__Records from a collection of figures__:

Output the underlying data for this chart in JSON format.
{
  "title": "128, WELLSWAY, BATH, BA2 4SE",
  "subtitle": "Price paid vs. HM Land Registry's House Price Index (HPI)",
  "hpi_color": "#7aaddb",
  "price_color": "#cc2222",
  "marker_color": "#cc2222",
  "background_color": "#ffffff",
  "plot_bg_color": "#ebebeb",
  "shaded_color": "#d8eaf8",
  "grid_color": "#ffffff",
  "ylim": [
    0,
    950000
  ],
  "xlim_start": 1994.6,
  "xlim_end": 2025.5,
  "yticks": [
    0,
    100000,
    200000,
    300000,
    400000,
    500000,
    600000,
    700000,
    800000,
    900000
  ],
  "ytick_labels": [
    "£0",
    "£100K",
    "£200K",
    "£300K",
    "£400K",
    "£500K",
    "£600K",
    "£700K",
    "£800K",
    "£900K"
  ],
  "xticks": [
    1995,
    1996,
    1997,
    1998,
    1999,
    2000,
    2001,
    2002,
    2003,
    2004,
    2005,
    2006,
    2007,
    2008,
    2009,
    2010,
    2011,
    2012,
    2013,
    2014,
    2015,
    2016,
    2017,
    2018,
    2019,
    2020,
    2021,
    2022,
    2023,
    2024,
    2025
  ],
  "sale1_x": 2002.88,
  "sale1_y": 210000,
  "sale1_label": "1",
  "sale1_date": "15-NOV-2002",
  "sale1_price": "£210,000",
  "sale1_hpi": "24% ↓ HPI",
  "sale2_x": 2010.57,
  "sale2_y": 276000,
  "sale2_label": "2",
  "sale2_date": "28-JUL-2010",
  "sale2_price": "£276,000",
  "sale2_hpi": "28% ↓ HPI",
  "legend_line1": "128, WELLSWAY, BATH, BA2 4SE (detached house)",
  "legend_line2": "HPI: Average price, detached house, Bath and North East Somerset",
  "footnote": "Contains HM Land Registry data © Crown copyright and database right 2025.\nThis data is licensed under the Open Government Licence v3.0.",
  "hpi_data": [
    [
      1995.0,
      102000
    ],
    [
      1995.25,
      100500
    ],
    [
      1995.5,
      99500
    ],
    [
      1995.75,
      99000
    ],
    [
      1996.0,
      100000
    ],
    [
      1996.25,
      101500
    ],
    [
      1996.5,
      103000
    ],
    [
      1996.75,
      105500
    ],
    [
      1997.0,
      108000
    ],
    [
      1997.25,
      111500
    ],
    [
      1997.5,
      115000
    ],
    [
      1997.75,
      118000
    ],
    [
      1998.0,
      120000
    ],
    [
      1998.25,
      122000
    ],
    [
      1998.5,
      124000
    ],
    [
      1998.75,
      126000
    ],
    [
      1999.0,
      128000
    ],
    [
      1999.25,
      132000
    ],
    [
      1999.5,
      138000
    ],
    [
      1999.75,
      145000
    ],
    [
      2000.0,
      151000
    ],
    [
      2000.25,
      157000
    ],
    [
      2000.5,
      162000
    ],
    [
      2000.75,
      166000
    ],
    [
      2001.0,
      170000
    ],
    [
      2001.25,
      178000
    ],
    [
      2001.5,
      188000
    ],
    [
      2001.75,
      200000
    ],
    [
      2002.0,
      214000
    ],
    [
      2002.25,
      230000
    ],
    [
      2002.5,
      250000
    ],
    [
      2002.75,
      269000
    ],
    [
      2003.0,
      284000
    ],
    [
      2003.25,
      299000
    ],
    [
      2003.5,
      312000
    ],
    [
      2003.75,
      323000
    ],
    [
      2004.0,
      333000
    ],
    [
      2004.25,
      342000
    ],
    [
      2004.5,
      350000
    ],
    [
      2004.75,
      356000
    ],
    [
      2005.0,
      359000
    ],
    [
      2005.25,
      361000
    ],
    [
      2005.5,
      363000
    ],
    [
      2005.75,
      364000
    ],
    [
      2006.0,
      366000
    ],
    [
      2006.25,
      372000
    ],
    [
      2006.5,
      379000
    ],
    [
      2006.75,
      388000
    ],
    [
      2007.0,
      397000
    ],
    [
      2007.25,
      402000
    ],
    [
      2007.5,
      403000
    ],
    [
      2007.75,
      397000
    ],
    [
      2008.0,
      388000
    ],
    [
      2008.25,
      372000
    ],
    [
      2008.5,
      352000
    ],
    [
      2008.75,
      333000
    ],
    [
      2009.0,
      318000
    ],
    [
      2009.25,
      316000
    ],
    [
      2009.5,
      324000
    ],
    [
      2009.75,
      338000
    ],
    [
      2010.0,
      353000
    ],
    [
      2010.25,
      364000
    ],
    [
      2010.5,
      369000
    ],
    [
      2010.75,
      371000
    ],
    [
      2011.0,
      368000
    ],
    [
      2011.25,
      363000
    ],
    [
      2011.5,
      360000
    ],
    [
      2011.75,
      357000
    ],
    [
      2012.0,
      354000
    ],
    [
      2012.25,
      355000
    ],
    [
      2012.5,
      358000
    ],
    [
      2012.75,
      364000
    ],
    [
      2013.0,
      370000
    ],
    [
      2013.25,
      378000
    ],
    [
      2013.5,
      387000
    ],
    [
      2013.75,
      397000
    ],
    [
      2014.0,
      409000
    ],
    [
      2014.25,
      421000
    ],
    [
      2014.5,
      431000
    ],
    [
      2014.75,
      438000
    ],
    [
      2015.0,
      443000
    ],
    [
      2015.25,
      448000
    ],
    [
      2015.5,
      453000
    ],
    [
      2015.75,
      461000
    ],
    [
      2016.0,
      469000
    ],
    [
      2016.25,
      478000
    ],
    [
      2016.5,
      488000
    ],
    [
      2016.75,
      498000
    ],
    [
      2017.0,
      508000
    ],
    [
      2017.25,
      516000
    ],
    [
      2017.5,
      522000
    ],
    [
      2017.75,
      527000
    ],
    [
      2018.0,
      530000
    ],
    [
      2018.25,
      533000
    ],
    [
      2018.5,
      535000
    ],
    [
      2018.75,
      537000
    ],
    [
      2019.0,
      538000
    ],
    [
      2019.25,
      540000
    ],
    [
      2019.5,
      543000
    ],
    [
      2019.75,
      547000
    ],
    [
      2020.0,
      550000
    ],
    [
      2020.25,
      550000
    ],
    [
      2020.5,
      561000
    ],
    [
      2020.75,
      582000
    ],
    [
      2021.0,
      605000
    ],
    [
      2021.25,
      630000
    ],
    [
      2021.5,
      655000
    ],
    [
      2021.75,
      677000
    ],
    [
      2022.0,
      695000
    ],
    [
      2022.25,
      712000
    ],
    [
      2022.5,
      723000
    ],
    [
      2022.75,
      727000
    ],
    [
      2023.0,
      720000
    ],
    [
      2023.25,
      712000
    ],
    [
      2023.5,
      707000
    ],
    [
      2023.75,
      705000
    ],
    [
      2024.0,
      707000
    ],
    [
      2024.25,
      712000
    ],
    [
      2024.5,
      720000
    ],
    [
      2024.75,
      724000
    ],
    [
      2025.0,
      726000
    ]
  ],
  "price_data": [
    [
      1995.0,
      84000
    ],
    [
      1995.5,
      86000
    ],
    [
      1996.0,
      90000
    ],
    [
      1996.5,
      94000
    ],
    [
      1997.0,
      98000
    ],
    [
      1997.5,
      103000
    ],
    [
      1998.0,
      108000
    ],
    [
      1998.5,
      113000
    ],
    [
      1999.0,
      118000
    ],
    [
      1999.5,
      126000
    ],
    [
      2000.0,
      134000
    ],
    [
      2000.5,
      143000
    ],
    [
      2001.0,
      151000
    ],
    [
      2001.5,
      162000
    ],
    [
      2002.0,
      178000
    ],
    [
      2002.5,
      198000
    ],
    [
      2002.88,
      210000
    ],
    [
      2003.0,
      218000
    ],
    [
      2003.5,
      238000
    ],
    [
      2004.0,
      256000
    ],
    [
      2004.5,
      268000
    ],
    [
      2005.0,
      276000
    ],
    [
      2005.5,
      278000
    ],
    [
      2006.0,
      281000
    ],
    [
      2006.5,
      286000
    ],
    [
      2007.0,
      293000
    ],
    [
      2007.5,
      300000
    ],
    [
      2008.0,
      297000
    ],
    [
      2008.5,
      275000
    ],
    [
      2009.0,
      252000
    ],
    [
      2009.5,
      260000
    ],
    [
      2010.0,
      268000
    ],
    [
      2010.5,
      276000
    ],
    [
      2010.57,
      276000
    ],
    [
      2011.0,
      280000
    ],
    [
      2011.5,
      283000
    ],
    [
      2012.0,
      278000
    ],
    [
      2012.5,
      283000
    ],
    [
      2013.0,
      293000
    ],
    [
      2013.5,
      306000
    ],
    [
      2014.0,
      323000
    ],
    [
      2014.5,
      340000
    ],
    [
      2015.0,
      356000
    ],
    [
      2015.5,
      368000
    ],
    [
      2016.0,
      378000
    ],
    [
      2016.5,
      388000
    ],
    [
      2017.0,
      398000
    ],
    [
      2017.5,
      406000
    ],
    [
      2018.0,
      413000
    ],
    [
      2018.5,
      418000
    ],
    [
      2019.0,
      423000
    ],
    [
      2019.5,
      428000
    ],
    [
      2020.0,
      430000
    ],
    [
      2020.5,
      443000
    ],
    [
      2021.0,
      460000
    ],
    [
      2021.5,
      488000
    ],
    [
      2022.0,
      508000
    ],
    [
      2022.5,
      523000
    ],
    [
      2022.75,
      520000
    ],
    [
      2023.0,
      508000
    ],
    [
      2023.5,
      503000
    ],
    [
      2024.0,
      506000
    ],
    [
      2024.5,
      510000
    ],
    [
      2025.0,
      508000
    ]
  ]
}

__Set problem__: Pick out the lines containing the string "ffffff" and show them.

__Expected answer__:
  "background_color": "#ffffff",
  "grid_color": "#ffffff",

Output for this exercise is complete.